**SET PROBLEM:** Where a line contains the string "JSON", copy that line.
** begin PROVIDED DATA **
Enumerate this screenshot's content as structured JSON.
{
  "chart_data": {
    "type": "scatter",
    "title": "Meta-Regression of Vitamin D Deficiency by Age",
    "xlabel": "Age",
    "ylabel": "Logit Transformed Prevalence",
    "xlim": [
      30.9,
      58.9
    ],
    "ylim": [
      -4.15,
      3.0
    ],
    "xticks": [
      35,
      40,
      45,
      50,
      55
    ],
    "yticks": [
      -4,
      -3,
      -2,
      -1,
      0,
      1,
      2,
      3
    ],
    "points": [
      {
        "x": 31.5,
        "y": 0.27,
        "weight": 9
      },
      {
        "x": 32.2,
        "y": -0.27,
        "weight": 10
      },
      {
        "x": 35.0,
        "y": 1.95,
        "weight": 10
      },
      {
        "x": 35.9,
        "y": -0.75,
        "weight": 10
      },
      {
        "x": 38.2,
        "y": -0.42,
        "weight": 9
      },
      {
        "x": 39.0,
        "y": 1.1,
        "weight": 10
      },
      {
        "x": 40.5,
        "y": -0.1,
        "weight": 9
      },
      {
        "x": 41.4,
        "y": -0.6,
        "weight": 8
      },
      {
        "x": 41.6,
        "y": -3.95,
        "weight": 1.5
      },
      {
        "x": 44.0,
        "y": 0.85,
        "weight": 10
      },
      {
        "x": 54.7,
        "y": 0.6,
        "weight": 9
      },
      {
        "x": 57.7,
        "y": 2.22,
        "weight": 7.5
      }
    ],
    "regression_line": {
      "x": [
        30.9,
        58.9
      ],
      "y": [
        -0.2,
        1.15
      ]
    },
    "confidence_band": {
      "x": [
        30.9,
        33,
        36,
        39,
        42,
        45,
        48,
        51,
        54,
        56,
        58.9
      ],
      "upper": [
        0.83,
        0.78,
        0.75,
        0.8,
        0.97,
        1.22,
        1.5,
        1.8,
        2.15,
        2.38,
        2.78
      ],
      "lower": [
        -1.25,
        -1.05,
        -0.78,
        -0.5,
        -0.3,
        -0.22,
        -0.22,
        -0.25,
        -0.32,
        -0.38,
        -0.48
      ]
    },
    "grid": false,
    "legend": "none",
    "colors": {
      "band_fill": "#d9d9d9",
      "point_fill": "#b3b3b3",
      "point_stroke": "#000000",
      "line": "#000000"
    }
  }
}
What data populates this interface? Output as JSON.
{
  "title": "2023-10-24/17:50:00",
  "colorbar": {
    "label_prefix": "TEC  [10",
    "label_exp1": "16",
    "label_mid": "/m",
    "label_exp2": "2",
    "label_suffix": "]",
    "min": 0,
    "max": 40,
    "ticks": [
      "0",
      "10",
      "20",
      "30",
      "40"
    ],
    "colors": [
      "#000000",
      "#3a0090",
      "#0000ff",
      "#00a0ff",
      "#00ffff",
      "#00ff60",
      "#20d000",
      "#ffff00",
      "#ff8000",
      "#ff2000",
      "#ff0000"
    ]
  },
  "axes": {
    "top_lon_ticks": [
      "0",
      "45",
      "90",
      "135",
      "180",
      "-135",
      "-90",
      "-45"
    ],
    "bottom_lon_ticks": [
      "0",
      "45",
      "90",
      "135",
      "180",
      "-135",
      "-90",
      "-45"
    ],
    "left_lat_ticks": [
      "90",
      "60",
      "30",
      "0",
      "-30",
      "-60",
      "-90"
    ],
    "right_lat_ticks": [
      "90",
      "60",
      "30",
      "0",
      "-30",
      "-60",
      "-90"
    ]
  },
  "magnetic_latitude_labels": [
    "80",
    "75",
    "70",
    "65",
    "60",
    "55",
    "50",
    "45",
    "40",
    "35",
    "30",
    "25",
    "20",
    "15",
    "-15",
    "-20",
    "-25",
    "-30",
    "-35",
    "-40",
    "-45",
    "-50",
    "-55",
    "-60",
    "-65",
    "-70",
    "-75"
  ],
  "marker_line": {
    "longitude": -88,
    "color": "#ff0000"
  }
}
** end PROVIDED DATA **
**OUTPUT FOR THIS TASK:**
Enumerate this screenshot's content as structured JSON.
What data populates this interface? Output as JSON.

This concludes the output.